# SUPPLIED ENTRIES
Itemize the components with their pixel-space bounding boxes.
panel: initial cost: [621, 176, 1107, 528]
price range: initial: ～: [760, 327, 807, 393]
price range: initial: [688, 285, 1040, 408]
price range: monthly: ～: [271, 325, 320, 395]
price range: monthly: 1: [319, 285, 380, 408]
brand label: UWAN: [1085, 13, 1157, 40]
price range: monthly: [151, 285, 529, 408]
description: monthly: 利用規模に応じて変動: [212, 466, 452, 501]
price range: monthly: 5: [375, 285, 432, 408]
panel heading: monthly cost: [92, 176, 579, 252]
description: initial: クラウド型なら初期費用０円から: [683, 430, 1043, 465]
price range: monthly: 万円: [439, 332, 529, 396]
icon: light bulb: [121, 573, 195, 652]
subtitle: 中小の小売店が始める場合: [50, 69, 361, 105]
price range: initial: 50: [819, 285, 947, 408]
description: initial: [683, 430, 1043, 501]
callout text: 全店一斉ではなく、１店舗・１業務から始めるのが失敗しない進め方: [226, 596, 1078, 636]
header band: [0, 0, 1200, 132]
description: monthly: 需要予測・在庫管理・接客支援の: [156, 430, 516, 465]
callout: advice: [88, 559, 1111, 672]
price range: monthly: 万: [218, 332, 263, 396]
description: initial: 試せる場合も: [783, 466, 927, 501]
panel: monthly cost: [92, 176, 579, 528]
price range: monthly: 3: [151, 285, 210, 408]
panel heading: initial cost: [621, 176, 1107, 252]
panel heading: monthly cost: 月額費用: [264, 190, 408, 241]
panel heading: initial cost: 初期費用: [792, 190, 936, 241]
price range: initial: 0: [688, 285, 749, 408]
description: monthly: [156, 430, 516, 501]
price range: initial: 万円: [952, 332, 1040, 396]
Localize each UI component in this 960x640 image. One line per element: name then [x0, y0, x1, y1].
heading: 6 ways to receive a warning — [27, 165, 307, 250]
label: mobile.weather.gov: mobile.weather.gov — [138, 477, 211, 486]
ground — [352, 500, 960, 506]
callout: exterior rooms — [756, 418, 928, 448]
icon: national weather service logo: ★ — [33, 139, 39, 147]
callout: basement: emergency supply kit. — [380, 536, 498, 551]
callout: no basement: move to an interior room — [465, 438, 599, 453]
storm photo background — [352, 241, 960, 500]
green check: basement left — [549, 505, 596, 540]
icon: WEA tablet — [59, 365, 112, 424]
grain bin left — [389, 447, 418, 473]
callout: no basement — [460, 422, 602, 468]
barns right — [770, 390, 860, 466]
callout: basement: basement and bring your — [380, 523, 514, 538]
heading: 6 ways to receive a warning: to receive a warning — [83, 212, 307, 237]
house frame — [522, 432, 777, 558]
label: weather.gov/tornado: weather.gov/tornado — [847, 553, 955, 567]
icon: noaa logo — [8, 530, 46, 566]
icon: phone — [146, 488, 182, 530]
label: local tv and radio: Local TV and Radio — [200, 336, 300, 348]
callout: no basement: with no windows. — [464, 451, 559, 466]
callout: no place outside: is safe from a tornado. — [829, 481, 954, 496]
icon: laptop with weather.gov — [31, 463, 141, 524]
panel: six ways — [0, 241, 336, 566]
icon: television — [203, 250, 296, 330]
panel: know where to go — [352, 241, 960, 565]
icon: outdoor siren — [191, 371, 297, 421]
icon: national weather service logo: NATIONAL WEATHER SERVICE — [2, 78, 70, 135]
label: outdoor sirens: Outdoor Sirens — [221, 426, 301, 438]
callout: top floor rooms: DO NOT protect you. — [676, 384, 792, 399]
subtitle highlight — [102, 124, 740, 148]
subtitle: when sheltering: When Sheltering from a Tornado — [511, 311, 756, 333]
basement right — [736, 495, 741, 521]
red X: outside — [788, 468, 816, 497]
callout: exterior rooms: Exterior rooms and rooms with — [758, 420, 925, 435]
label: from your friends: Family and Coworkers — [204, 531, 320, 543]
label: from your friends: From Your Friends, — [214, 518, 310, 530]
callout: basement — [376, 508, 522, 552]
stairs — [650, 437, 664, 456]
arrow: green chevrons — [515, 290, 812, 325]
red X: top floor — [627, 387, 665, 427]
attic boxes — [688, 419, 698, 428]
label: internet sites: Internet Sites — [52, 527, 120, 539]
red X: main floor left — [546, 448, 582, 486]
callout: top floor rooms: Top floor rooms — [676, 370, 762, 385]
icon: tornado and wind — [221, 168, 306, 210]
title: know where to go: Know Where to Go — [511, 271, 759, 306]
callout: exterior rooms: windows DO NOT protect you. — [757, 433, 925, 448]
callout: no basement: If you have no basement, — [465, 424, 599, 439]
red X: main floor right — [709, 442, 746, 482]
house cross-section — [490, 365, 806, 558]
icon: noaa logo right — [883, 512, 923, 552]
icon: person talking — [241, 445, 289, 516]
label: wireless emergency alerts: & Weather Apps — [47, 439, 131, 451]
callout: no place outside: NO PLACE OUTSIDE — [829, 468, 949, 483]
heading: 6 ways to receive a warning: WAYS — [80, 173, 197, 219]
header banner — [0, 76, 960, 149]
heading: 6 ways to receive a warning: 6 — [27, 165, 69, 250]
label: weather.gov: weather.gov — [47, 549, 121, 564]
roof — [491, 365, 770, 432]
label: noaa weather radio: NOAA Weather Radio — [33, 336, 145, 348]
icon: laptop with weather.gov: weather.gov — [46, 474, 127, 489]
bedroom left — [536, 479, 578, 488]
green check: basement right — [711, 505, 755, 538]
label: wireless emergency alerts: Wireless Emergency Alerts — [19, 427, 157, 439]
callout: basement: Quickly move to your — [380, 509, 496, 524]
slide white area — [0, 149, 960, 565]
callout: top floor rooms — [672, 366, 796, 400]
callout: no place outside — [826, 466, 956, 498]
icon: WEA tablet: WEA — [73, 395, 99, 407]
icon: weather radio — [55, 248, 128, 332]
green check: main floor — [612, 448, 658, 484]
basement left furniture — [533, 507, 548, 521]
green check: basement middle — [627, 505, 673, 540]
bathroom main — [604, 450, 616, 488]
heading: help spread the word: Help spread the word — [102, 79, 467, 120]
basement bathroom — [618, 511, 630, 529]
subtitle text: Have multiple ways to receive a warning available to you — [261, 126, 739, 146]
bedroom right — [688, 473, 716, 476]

# DESCRIPTION OF THE TASK
Copy every row above word for word, in the same order.

# THE RESULT
Itemize the components with their pixel-space bounding boxes.
panel: initial cost: [621, 176, 1107, 528]
price range: initial: ～: [760, 327, 807, 393]
price range: initial: [688, 285, 1040, 408]
price range: monthly: ～: [271, 325, 320, 395]
price range: monthly: 1: [319, 285, 380, 408]
brand label: UWAN: [1085, 13, 1157, 40]
price range: monthly: [151, 285, 529, 408]
description: monthly: 利用規模に応じて変動: [212, 466, 452, 501]
price range: monthly: 5: [375, 285, 432, 408]
panel heading: monthly cost: [92, 176, 579, 252]
description: initial: クラウド型なら初期費用０円から: [683, 430, 1043, 465]
price range: monthly: 万円: [439, 332, 529, 396]
icon: light bulb: [121, 573, 195, 652]
subtitle: 中小の小売店が始める場合: [50, 69, 361, 105]
price range: initial: 50: [819, 285, 947, 408]
description: initial: [683, 430, 1043, 501]
callout text: 全店一斉ではなく、１店舗・１業務から始めるのが失敗しない進め方: [226, 596, 1078, 636]
header band: [0, 0, 1200, 132]
description: monthly: 需要予測・在庫管理・接客支援の: [156, 430, 516, 465]
callout: advice: [88, 559, 1111, 672]
price range: monthly: 万: [218, 332, 263, 396]
description: initial: 試せる場合も: [783, 466, 927, 501]
panel: monthly cost: [92, 176, 579, 528]
price range: monthly: 3: [151, 285, 210, 408]
panel heading: initial cost: [621, 176, 1107, 252]
panel heading: monthly cost: 月額費用: [264, 190, 408, 241]
panel heading: initial cost: 初期費用: [792, 190, 936, 241]
price range: initial: 0: [688, 285, 749, 408]
description: monthly: [156, 430, 516, 501]
price range: initial: 万円: [952, 332, 1040, 396]
Localize each UI component in this 960x640 image. One line per element: name then [x0, y0, x1, y1].
heading: 6 ways to receive a warning — [27, 165, 307, 250]
label: mobile.weather.gov: mobile.weather.gov — [138, 477, 211, 486]
ground — [352, 500, 960, 506]
callout: exterior rooms — [756, 418, 928, 448]
icon: national weather service logo: ★ — [33, 139, 39, 147]
callout: basement: emergency supply kit. — [380, 536, 498, 551]
callout: no basement: move to an interior room — [465, 438, 599, 453]
storm photo background — [352, 241, 960, 500]
green check: basement left — [549, 505, 596, 540]
icon: WEA tablet — [59, 365, 112, 424]
grain bin left — [389, 447, 418, 473]
callout: no basement — [460, 422, 602, 468]
barns right — [770, 390, 860, 466]
callout: basement: basement and bring your — [380, 523, 514, 538]
heading: 6 ways to receive a warning: to receive a warning — [83, 212, 307, 237]
house frame — [522, 432, 777, 558]
label: weather.gov/tornado: weather.gov/tornado — [847, 553, 955, 567]
icon: noaa logo — [8, 530, 46, 566]
icon: phone — [146, 488, 182, 530]
label: local tv and radio: Local TV and Radio — [200, 336, 300, 348]
callout: no basement: with no windows. — [464, 451, 559, 466]
callout: no place outside: is safe from a tornado. — [829, 481, 954, 496]
icon: laptop with weather.gov — [31, 463, 141, 524]
panel: six ways — [0, 241, 336, 566]
icon: television — [203, 250, 296, 330]
panel: know where to go — [352, 241, 960, 565]
icon: outdoor siren — [191, 371, 297, 421]
icon: national weather service logo: NATIONAL WEATHER SERVICE — [2, 78, 70, 135]
label: outdoor sirens: Outdoor Sirens — [221, 426, 301, 438]
callout: top floor rooms: DO NOT protect you. — [676, 384, 792, 399]
subtitle highlight — [102, 124, 740, 148]
subtitle: when sheltering: When Sheltering from a Tornado — [511, 311, 756, 333]
basement right — [736, 495, 741, 521]
red X: outside — [788, 468, 816, 497]
callout: exterior rooms: Exterior rooms and rooms with — [758, 420, 925, 435]
label: from your friends: Family and Coworkers — [204, 531, 320, 543]
label: from your friends: From Your Friends, — [214, 518, 310, 530]
callout: basement — [376, 508, 522, 552]
stairs — [650, 437, 664, 456]
arrow: green chevrons — [515, 290, 812, 325]
red X: top floor — [627, 387, 665, 427]
attic boxes — [688, 419, 698, 428]
label: internet sites: Internet Sites — [52, 527, 120, 539]
red X: main floor left — [546, 448, 582, 486]
callout: top floor rooms: Top floor rooms — [676, 370, 762, 385]
icon: tornado and wind — [221, 168, 306, 210]
title: know where to go: Know Where to Go — [511, 271, 759, 306]
callout: exterior rooms: windows DO NOT protect you. — [757, 433, 925, 448]
callout: no basement: If you have no basement, — [465, 424, 599, 439]
red X: main floor right — [709, 442, 746, 482]
house cross-section — [490, 365, 806, 558]
icon: noaa logo right — [883, 512, 923, 552]
icon: person talking — [241, 445, 289, 516]
label: wireless emergency alerts: & Weather Apps — [47, 439, 131, 451]
callout: no place outside: NO PLACE OUTSIDE — [829, 468, 949, 483]
heading: 6 ways to receive a warning: WAYS — [80, 173, 197, 219]
header banner — [0, 76, 960, 149]
heading: 6 ways to receive a warning: 6 — [27, 165, 69, 250]
label: weather.gov: weather.gov — [47, 549, 121, 564]
roof — [491, 365, 770, 432]
label: noaa weather radio: NOAA Weather Radio — [33, 336, 145, 348]
icon: laptop with weather.gov: weather.gov — [46, 474, 127, 489]
bedroom left — [536, 479, 578, 488]
green check: basement right — [711, 505, 755, 538]
label: wireless emergency alerts: Wireless Emergency Alerts — [19, 427, 157, 439]
callout: basement: Quickly move to your — [380, 509, 496, 524]
slide white area — [0, 149, 960, 565]
callout: top floor rooms — [672, 366, 796, 400]
callout: no place outside — [826, 466, 956, 498]
icon: WEA tablet: WEA — [73, 395, 99, 407]
icon: weather radio — [55, 248, 128, 332]
green check: main floor — [612, 448, 658, 484]
basement left furniture — [533, 507, 548, 521]
green check: basement middle — [627, 505, 673, 540]
bathroom main — [604, 450, 616, 488]
heading: help spread the word: Help spread the word — [102, 79, 467, 120]
basement bathroom — [618, 511, 630, 529]
subtitle text: Have multiple ways to receive a warning available to you — [261, 126, 739, 146]
bedroom right — [688, 473, 716, 476]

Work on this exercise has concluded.